### Selected extract
"""
So it is no surprise that avionics companies have been trying to solve the problem.
While simple radar is one potential solution, synthetic vision systems (SVS) are proving to be another tool. SVS is able to provide a computer-generated depiction of the area around a helicopter, helping to improve a pilot’s situational awareness.
For example, Garmin’s helicopter synthetic vision technology (HSVT) is available as an optional upgrade to the G500H. Using sophisticated computer modelling to recreate a virtual topographic landscape from the system’s terrain alerting database, HSVT gives pilots a clear depiction of ground and water features, airports, obstacles, traffic and more.
When flying in areas where rising terrain may pose a hazard, Garmin's HSVT uses its database to ‘paint’ the landscape with amber or red overlays, showing where potential controlled flight into terrain (CFIT) risks exist. Towers or obstacles are also colour-highlighted with hazard-appropriate symbology.
Honeywell Aerospace completed successful testing of a newly designed synthetic vision avionics backbone (SVAB) for helicopter operators in 2013. It integrated multiple types of sensors with its SVS to provide a 3-D view of the outside world in degraded visual environments (DVE).
Testing was conducted on a Blackhawk helicopter as part of the Defense Advanced Research Projects Agency (DARPA) multifunction radio frequency (MFRF) programme.
In 2015, Rockwell Collins led test activities at the Army’s Yuma Proving Grounds (YPG) to show how its products could help reduce brownout problems.
The company successfully demonstrated its sensor-agnostic synthetic vision avionics backbone (SVAB) solution, which fuses, in real time, multiple DVE sensor types with its high-resolution tactical synthetic vision system (TSVS).
Ryan Olson, senior systems engineer from Rockwell Collins’ Airborne Solutions Engineering, said: “Our testing at the YPG validated a number of advancements in our sensor fusion algorithms that, when combined with our earlier work in radar data fusion, allows us to deliver higher performance solutions to our military customers, while balancing affordability.
“This testing showed that we could efficiently fuse 2D imaging sensors and laser imaging detection and ranging (LIDAR), two prevalent sensing technologies being considered today, into our TSVS.
“This was important because both systems offer advantages and disadvantages in terms of obscurant penetration and enhanced situational awareness information for the pilot.”
"""
### Data under study
"""
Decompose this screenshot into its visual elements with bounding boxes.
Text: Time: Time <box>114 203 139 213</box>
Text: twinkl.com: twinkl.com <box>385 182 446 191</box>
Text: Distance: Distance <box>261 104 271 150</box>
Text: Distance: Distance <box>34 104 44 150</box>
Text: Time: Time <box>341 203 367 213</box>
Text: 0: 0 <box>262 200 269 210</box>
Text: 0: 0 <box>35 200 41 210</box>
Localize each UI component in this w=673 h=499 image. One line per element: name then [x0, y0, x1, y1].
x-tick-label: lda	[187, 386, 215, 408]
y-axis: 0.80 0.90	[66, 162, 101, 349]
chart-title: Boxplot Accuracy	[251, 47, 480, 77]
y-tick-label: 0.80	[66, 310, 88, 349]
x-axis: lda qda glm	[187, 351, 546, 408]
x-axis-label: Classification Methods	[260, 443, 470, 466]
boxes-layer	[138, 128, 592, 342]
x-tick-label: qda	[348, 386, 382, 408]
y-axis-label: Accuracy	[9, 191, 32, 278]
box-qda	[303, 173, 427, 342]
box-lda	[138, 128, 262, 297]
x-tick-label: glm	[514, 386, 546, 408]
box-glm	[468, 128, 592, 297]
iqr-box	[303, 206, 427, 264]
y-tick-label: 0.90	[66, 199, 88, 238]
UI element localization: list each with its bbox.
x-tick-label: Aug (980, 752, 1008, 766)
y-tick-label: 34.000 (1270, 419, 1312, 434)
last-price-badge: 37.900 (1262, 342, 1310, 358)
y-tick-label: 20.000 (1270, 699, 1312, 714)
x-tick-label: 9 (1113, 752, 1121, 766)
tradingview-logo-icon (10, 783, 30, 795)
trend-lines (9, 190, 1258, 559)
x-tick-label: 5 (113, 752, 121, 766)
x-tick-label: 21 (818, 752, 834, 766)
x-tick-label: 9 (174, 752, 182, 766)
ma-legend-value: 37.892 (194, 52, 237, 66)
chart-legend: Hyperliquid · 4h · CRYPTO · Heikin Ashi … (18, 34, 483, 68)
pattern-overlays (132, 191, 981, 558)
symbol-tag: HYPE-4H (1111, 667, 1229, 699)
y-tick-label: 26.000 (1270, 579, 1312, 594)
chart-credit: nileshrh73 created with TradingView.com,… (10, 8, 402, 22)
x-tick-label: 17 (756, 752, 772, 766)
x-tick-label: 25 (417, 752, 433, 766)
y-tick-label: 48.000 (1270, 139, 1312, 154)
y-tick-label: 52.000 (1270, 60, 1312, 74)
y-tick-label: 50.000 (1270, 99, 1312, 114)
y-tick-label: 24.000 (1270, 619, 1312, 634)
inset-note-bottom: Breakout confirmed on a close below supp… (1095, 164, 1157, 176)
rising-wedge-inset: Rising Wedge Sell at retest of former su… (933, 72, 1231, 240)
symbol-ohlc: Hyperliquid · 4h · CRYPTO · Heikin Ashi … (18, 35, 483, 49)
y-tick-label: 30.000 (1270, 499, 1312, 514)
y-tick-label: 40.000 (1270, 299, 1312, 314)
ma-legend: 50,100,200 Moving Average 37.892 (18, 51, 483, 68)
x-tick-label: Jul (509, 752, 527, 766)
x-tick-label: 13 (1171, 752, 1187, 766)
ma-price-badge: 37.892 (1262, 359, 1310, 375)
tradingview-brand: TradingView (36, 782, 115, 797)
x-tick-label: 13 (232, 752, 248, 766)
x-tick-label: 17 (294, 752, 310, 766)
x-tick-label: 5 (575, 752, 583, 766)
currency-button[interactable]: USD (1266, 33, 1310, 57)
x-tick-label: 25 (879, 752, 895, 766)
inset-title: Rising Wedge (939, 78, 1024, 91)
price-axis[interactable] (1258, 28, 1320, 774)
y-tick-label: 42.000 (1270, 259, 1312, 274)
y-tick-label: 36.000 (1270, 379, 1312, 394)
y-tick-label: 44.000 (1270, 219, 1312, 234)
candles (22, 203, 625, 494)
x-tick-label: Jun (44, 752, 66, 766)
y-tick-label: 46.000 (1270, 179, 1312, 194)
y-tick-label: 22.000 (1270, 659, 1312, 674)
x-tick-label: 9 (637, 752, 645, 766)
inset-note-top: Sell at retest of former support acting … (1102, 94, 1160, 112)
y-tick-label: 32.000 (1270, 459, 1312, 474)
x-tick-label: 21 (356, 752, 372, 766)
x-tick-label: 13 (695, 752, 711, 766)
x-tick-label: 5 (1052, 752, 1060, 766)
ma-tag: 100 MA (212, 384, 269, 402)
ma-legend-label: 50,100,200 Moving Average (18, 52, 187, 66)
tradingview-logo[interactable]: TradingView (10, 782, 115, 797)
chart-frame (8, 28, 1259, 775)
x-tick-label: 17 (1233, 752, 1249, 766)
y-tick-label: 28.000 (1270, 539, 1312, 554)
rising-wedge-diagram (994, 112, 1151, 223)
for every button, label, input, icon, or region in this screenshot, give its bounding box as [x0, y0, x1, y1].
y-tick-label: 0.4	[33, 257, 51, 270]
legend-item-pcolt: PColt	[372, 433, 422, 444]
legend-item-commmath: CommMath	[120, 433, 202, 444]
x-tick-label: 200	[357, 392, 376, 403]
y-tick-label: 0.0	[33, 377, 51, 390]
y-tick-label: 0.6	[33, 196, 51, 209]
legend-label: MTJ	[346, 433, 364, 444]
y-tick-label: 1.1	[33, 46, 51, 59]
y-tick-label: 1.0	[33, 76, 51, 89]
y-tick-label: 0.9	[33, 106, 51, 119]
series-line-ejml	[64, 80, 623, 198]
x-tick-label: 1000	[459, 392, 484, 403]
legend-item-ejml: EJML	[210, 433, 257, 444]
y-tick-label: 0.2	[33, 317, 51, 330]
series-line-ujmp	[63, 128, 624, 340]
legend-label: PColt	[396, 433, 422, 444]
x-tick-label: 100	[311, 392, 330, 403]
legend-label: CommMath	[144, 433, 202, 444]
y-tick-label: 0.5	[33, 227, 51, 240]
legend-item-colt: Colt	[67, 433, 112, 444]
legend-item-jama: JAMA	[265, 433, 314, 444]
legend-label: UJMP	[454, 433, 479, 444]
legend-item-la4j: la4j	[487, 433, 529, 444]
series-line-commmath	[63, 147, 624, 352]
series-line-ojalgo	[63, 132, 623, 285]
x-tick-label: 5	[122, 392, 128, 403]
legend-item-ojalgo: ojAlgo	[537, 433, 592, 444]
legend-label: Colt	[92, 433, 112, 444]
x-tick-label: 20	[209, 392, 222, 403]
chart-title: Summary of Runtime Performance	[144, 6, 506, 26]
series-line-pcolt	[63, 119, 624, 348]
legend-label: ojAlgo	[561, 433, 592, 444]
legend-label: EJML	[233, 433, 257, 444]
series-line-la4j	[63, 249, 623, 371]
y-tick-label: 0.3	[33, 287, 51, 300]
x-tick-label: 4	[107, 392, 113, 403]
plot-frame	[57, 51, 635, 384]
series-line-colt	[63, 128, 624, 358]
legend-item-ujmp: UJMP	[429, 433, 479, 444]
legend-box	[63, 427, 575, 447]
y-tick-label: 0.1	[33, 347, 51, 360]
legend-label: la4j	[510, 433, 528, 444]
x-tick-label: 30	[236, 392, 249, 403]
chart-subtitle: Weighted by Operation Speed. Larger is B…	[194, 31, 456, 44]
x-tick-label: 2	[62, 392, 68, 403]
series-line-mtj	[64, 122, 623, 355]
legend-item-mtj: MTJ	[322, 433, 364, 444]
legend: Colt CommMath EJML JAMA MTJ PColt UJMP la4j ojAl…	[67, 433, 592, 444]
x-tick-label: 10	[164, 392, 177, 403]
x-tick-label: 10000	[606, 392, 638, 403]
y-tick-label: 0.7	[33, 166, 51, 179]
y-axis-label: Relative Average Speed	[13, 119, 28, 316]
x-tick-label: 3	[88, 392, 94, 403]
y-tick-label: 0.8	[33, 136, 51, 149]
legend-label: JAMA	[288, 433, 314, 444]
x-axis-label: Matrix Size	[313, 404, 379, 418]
"""
### Apply what you read
1. Can you output the helicopter synthetic vision article from "So it is no" up to and including "pilot’s situational awareness."?
2. Could you carry on the article about synthetic vision for helicopters from the point where it ends?
Ignore the data entirely.

### Answers to the tasks
1.
So it is no surprise that avionics companies have been trying to solve the problem.
While simple radar is one potential solution, synthetic vision systems (SVS) are proving to be another tool. SVS is able to provide a computer-generated depiction of the area around a helicopter, helping to improve a pilot’s situational awareness.

2.
Rockwell Collins now offers a flight situational awareness solution called the HeliSure helicopter synthetic vision system (HSVS).
Guillaume Zini, principal business development manager for Rockwell Collins, EuMEA, said: “HeliSure combines integrated visualisation, advanced displays, and industry-leading high resolution database components to provide pilots with a real-world view of terrain and obstacles along their flight path. It is designed to easily integrate active or passive terrain and hazard sensors to provide a comprehensive situational awareness solution for flight in degraded visual environments.”
This minimises the risk of controlled flight into terrain (CFIT) accidents.
“Currently HeliSure is offered on the AW169, AW189, and AW101 from Leonardo’s helicopters division, and will also be available on the AW609 when delivered,” said Zini.
“Initial acceptance by customers was slow, but has accelerated rapidly as they understand the full value of HSVS capabilities. It can be integrated into any of our cockpit display systems, such as the S-92’s Flight2 avionics management system, and may be offered as an add-on to other manufactures’ display systems, should market demand show a need.
“Looking ahead, Rockwell Collins is now developing advanced cockpit avionics systems for retrofit applications that will incorporate our HSVS product, as well as our HeliSure helicopter terrain awareness and warning system (HTAWS).
“Together, these products, coupled with our multi-function display systems, will provide legacy helicopter operators with increased situational awareness and safety, while delivering higher performance and reliability in harsh conditions.”